* **Work required**: Within the listing, each line that has the string "lymphadenopathy" should be copied.

* **Excerpted data**:
[Start of section]
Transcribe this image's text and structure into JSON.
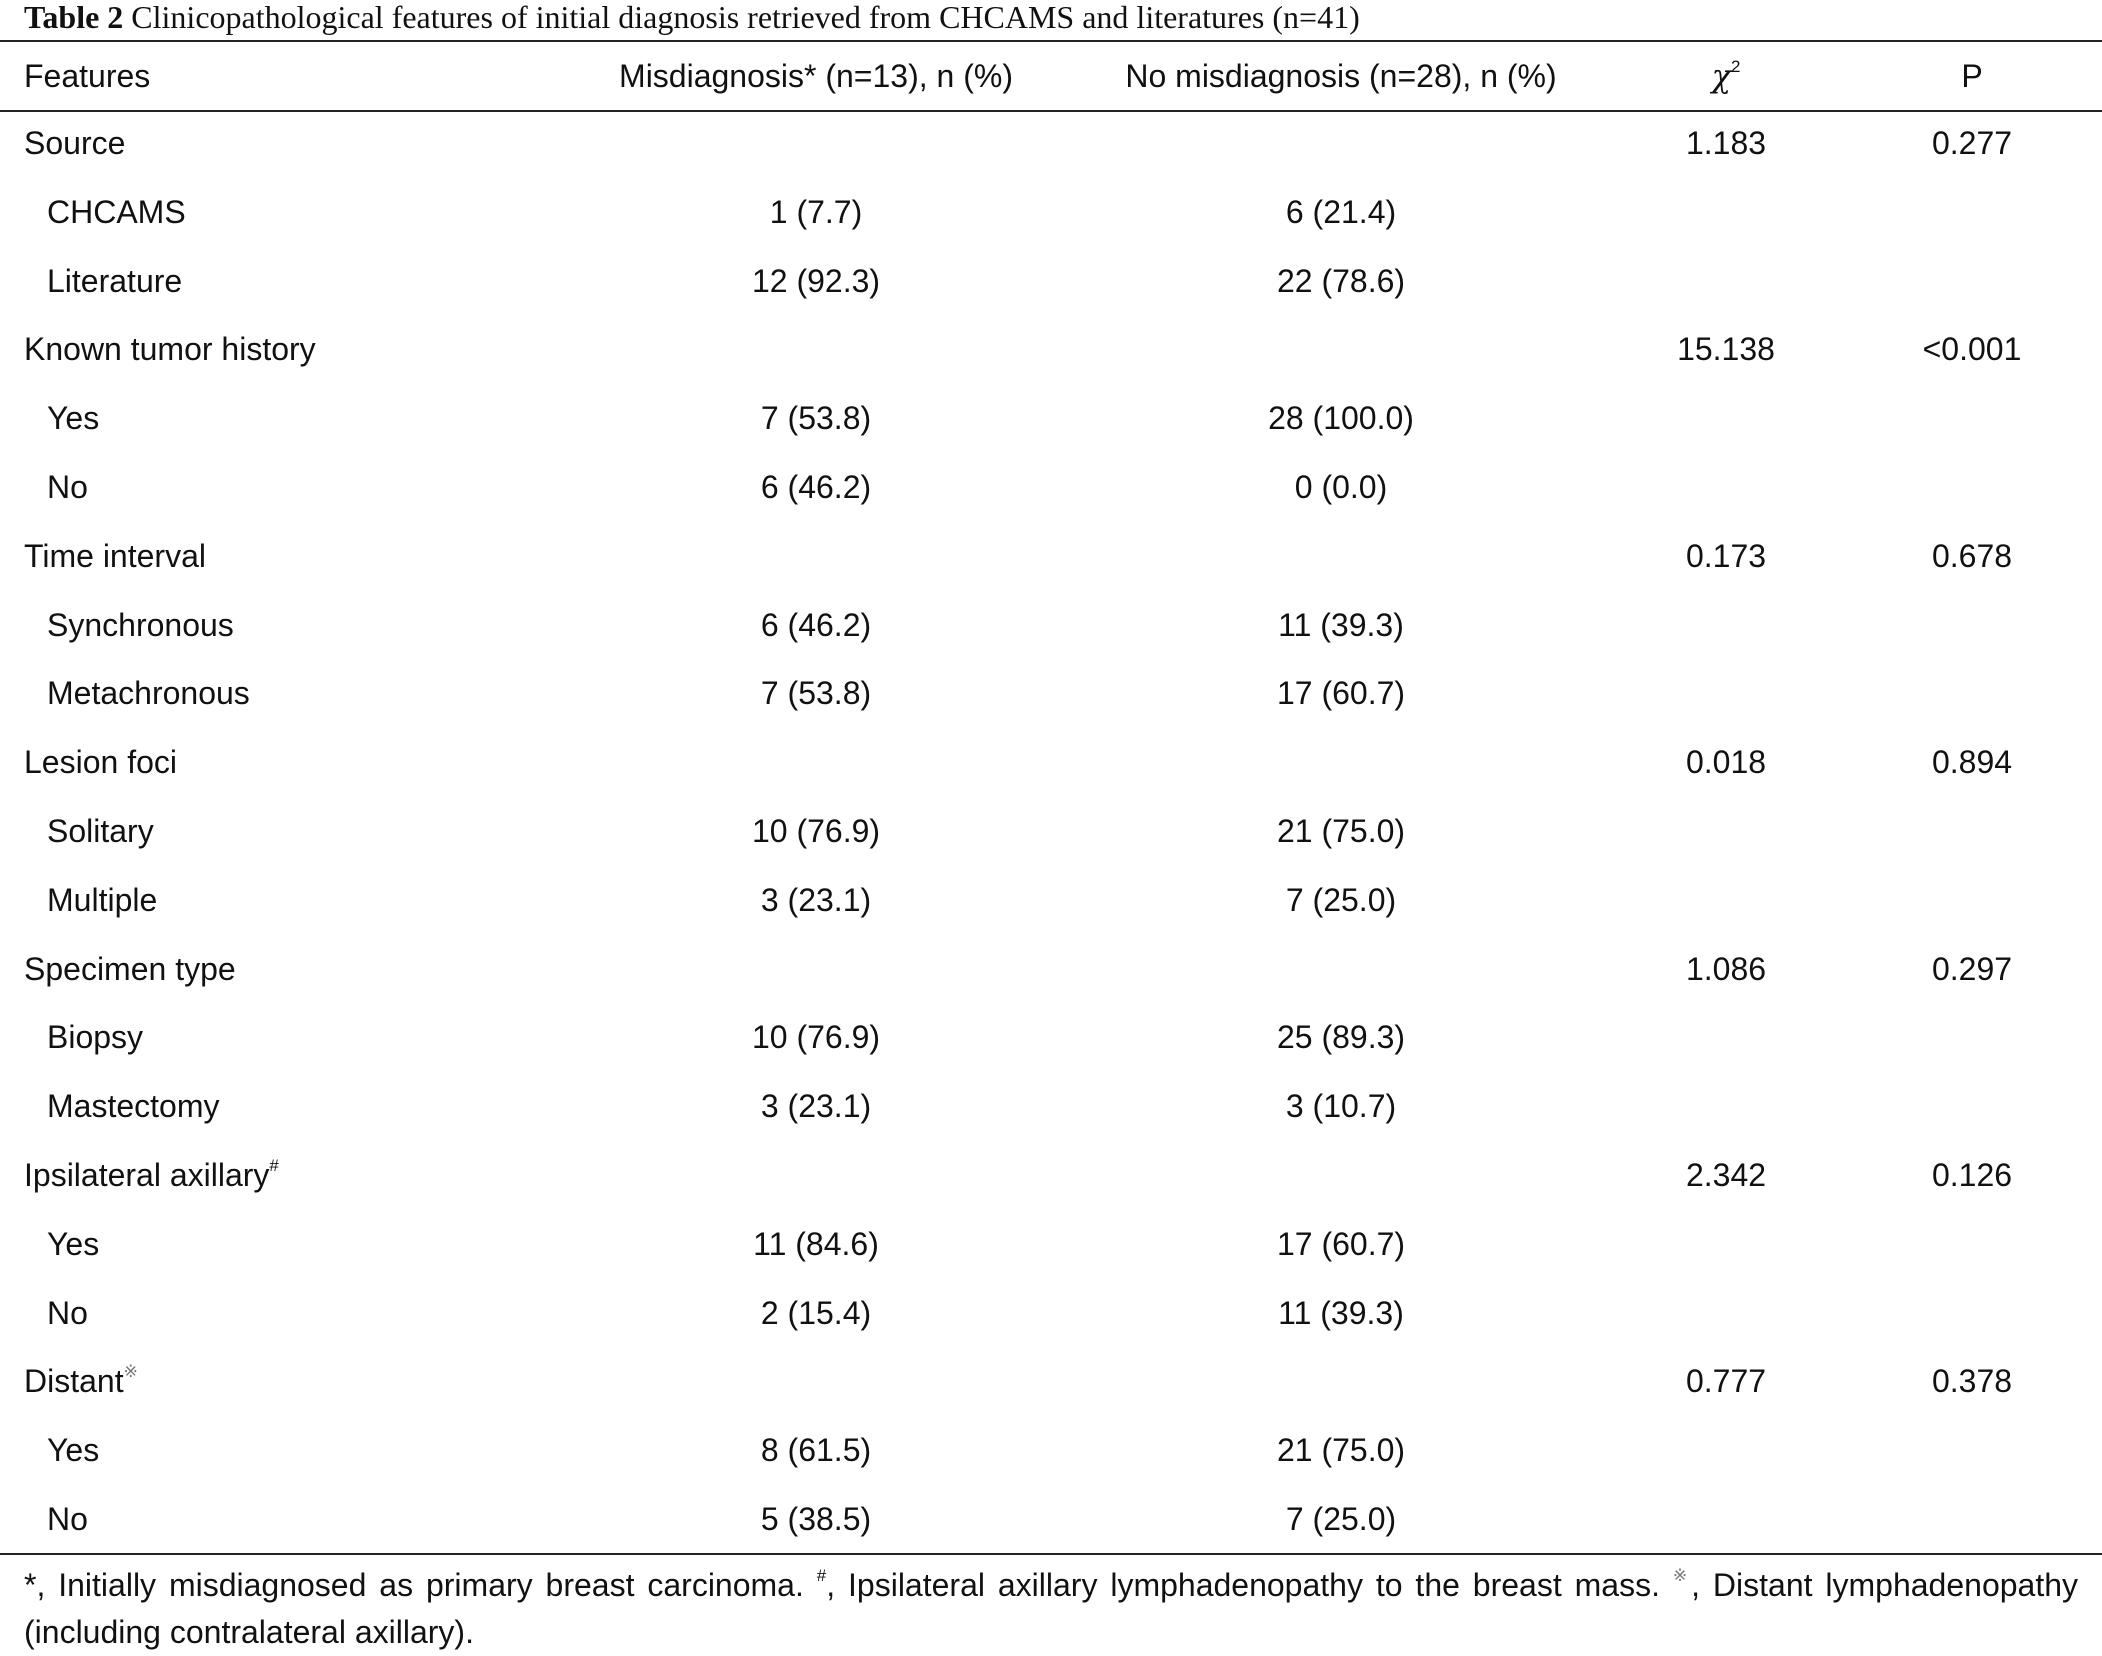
{
  "caption": {
    "label": "Table 2",
    "title": "Clinicopathological features of initial diagnosis retrieved from CHCAMS and literatures (n=41)"
  },
  "header": {
    "features": "Features",
    "misdiagnosis": "Misdiagnosis* (n=13), n (%)",
    "no_misdiagnosis": "No misdiagnosis (n=28), n (%)",
    "chi_symbol": "χ",
    "chi_exponent": "2",
    "p": "P"
  },
  "rows": [
    {
      "label": "Source",
      "mis": "",
      "nomis": "",
      "chi2": "1.183",
      "p": "0.277"
    },
    {
      "label": "CHCAMS",
      "mis": "1 (7.7)",
      "nomis": "6 (21.4)",
      "chi2": "",
      "p": ""
    },
    {
      "label": "Literature",
      "mis": "12 (92.3)",
      "nomis": "22 (78.6)",
      "chi2": "",
      "p": ""
    },
    {
      "label": "Known tumor history",
      "mis": "",
      "nomis": "",
      "chi2": "15.138",
      "p": "<0.001"
    },
    {
      "label": "Yes",
      "mis": "7 (53.8)",
      "nomis": "28 (100.0)",
      "chi2": "",
      "p": ""
    },
    {
      "label": "No",
      "mis": "6 (46.2)",
      "nomis": "0 (0.0)",
      "chi2": "",
      "p": ""
    },
    {
      "label": "Time interval",
      "mis": "",
      "nomis": "",
      "chi2": "0.173",
      "p": "0.678"
    },
    {
      "label": "Synchronous",
      "mis": "6 (46.2)",
      "nomis": "11 (39.3)",
      "chi2": "",
      "p": ""
    },
    {
      "label": "Metachronous",
      "mis": "7 (53.8)",
      "nomis": "17 (60.7)",
      "chi2": "",
      "p": ""
    },
    {
      "label": "Lesion foci",
      "mis": "",
      "nomis": "",
      "chi2": "0.018",
      "p": "0.894"
    },
    {
      "label": "Solitary",
      "mis": "10 (76.9)",
      "nomis": "21 (75.0)",
      "chi2": "",
      "p": ""
    },
    {
      "label": "Multiple",
      "mis": "3 (23.1)",
      "nomis": "7 (25.0)",
      "chi2": "",
      "p": ""
    },
    {
      "label": "Specimen type",
      "mis": "",
      "nomis": "",
      "chi2": "1.086",
      "p": "0.297"
    },
    {
      "label": "Biopsy",
      "mis": "10 (76.9)",
      "nomis": "25 (89.3)",
      "chi2": "",
      "p": ""
    },
    {
      "label": "Mastectomy",
      "mis": "3 (23.1)",
      "nomis": "3 (10.7)",
      "chi2": "",
      "p": ""
    },
    {
      "label": "Ipsilateral axillary",
      "sup": "#",
      "mis": "",
      "nomis": "",
      "chi2": "2.342",
      "p": "0.126"
    },
    {
      "label": "Yes",
      "mis": "11 (84.6)",
      "nomis": "17 (60.7)",
      "chi2": "",
      "p": ""
    },
    {
      "label": "No",
      "mis": "2 (15.4)",
      "nomis": "11 (39.3)",
      "chi2": "",
      "p": ""
    },
    {
      "label": "Distant",
      "sup": "※",
      "mis": "",
      "nomis": "",
      "chi2": "0.777",
      "p": "0.378"
    },
    {
      "label": "Yes",
      "mis": "8 (61.5)",
      "nomis": "21 (75.0)",
      "chi2": "",
      "p": ""
    },
    {
      "label": "No",
      "mis": "5 (38.5)",
      "nomis": "7 (25.0)",
      "chi2": "",
      "p": ""
    }
  ],
  "footnotes": [
    {
      "mark": "*",
      "text": ", Initially misdiagnosed as primary breast carcinoma. "
    },
    {
      "mark": "#",
      "text": ", Ipsilateral axillary lymphadenopathy to the breast mass. "
    },
    {
      "mark": "※",
      "text": ", Distant lymphadenopathy (including contralateral axillary)."
    }
  ]
}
[End of section]
* **Reply to the task**:
      "text": ", Ipsilateral axillary lymphadenopathy to the breast mass. "
      "text": ", Distant lymphadenopathy (including contralateral axillary)."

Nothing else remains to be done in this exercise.